(Element position data)
= = =
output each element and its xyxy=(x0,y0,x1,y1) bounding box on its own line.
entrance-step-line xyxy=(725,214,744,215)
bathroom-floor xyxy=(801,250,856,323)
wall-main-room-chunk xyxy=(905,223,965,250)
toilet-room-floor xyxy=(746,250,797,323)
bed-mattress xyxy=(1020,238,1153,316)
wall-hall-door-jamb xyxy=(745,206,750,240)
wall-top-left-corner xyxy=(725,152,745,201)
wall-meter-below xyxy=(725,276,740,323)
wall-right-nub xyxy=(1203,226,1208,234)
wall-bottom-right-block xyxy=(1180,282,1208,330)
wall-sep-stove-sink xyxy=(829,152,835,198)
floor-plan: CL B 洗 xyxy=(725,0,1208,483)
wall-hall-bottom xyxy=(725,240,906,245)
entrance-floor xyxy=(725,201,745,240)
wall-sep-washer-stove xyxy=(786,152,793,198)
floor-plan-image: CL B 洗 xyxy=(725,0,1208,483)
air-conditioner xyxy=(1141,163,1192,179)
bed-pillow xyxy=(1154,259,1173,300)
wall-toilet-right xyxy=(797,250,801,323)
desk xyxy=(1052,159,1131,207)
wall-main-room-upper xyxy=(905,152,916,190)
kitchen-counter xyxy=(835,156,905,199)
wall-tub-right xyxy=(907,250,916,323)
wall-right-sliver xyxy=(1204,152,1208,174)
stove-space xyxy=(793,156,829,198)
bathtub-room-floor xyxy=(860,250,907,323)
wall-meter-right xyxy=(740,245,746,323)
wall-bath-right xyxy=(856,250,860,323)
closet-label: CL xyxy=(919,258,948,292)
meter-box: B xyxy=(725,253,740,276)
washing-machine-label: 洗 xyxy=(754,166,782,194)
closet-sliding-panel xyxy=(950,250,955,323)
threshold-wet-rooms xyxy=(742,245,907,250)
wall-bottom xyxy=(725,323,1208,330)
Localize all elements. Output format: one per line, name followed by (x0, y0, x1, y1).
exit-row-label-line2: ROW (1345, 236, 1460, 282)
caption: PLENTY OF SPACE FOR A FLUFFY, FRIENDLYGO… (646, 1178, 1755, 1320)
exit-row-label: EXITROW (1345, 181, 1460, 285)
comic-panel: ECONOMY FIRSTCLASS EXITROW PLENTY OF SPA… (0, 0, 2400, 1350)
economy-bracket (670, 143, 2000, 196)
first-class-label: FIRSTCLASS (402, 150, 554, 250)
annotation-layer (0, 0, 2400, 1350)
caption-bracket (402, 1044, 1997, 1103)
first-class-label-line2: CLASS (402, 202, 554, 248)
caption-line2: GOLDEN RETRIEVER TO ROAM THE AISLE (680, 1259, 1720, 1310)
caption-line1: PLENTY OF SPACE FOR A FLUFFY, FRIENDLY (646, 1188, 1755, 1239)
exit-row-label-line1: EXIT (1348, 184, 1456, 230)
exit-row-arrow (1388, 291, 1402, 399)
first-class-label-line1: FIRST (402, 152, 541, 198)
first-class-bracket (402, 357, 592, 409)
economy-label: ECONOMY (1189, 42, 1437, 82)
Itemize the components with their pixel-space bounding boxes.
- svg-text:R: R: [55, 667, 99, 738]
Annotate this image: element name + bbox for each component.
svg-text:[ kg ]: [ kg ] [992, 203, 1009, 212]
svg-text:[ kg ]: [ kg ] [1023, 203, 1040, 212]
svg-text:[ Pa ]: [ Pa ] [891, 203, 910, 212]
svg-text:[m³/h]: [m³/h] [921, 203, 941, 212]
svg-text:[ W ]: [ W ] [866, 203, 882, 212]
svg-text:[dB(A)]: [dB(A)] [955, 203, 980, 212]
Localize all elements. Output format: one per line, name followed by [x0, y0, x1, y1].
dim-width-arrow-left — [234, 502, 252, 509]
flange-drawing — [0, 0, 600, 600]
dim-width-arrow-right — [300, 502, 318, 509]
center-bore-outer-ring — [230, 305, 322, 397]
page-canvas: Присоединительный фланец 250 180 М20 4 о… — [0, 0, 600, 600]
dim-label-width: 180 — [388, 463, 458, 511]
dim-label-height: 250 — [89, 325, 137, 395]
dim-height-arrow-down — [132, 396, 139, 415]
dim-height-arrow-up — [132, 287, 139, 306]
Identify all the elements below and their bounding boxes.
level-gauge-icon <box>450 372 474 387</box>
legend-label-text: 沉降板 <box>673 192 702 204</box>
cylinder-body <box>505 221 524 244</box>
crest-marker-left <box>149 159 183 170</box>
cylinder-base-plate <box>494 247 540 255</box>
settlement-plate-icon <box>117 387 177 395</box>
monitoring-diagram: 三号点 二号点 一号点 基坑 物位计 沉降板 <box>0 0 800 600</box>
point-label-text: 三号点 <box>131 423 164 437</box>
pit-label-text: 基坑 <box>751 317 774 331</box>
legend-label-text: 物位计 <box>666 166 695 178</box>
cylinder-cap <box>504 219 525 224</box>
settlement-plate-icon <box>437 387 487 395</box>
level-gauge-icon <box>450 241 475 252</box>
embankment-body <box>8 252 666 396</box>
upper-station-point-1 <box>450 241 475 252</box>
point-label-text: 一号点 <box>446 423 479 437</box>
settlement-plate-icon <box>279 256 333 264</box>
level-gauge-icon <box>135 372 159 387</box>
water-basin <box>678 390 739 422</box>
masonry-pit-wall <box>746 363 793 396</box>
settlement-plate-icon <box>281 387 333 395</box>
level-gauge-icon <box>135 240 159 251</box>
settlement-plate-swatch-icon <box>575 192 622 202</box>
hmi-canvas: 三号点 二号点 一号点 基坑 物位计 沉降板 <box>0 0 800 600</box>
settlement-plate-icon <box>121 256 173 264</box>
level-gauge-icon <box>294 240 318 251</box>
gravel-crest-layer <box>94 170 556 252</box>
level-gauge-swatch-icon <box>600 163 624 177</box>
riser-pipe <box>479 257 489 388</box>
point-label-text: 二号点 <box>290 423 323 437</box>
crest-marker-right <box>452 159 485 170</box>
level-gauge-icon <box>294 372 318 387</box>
= = =
> WHAT IS BEING ASKED
Turn the entries from the first line down to the line with "first-class-label-line1: FIRST (402, 152, 541, 198)" into a JSON list of strings, one string for each line, leaving out blank lines.

> REPLY
[
  "output each element and its xyxy=(x0,y0,x1,y1) bounding box on its own line.",
  "entrance-step-line xyxy=(725,214,744,215)",
  "bathroom-floor xyxy=(801,250,856,323)",
  "wall-main-room-chunk xyxy=(905,223,965,250)",
  "toilet-room-floor xyxy=(746,250,797,323)",
  "bed-mattress xyxy=(1020,238,1153,316)",
  "wall-hall-door-jamb xyxy=(745,206,750,240)",
  "wall-top-left-corner xyxy=(725,152,745,201)",
  "wall-meter-below xyxy=(725,276,740,323)",
  "wall-right-nub xyxy=(1203,226,1208,234)",
  "wall-bottom-right-block xyxy=(1180,282,1208,330)",
  "wall-sep-stove-sink xyxy=(829,152,835,198)",
  "floor-plan: CL B 洗 xyxy=(725,0,1208,483)",
  "wall-hall-bottom xyxy=(725,240,906,245)",
  "entrance-floor xyxy=(725,201,745,240)",
  "wall-sep-washer-stove xyxy=(786,152,793,198)",
  "floor-plan-image: CL B 洗 xyxy=(725,0,1208,483)",
  "air-conditioner xyxy=(1141,163,1192,179)",
  "bed-pillow xyxy=(1154,259,1173,300)",
  "wall-toilet-right xyxy=(797,250,801,323)",
  "desk xyxy=(1052,159,1131,207)",
  "wall-main-room-upper xyxy=(905,152,916,190)",
  "kitchen-counter xyxy=(835,156,905,199)",
  "wall-tub-right xyxy=(907,250,916,323)",
  "wall-right-sliver xyxy=(1204,152,1208,174)",
  "stove-space xyxy=(793,156,829,198)",
  "bathtub-room-floor xyxy=(860,250,907,323)",
  "wall-meter-right xyxy=(740,245,746,323)",
  "wall-bath-right xyxy=(856,250,860,323)",
  "closet-label: CL xyxy=(919,258,948,292)",
  "meter-box: B xyxy=(725,253,740,276)",
  "washing-machine-label: 洗 xyxy=(754,166,782,194)",
  "closet-sliding-panel xyxy=(950,250,955,323)",
  "threshold-wet-rooms xyxy=(742,245,907,250)",
  "wall-bottom xyxy=(725,323,1208,330)",
  "Localize all elements. Output format: one per line, name followed by (x0, y0, x1, y1).",
  "exit-row-label-line2: ROW (1345, 236, 1460, 282)",
  "caption: PLENTY OF SPACE FOR A FLUFFY, FRIENDLYGO… (646, 1178, 1755, 1320)",
  "exit-row-label: EXITROW (1345, 181, 1460, 285)",
  "comic-panel: ECONOMY FIRSTCLASS EXITROW PLENTY OF SPA… (0, 0, 2400, 1350)",
  "economy-bracket (670, 143, 2000, 196)",
  "first-class-label: FIRSTCLASS (402, 150, 554, 250)",
  "annotation-layer (0, 0, 2400, 1350)",
  "caption-bracket (402, 1044, 1997, 1103)",
  "first-class-label-line2: CLASS (402, 202, 554, 248)",
  "caption-line2: GOLDEN RETRIEVER TO ROAM THE AISLE (680, 1259, 1720, 1310)",
  "caption-line1: PLENTY OF SPACE FOR A FLUFFY, FRIENDLY (646, 1188, 1755, 1239)",
  "exit-row-label-line1: EXIT (1348, 184, 1456, 230)",
  "exit-row-arrow (1388, 291, 1402, 399)",
  "first-class-label-line1: FIRST (402, 152, 541, 198)"
]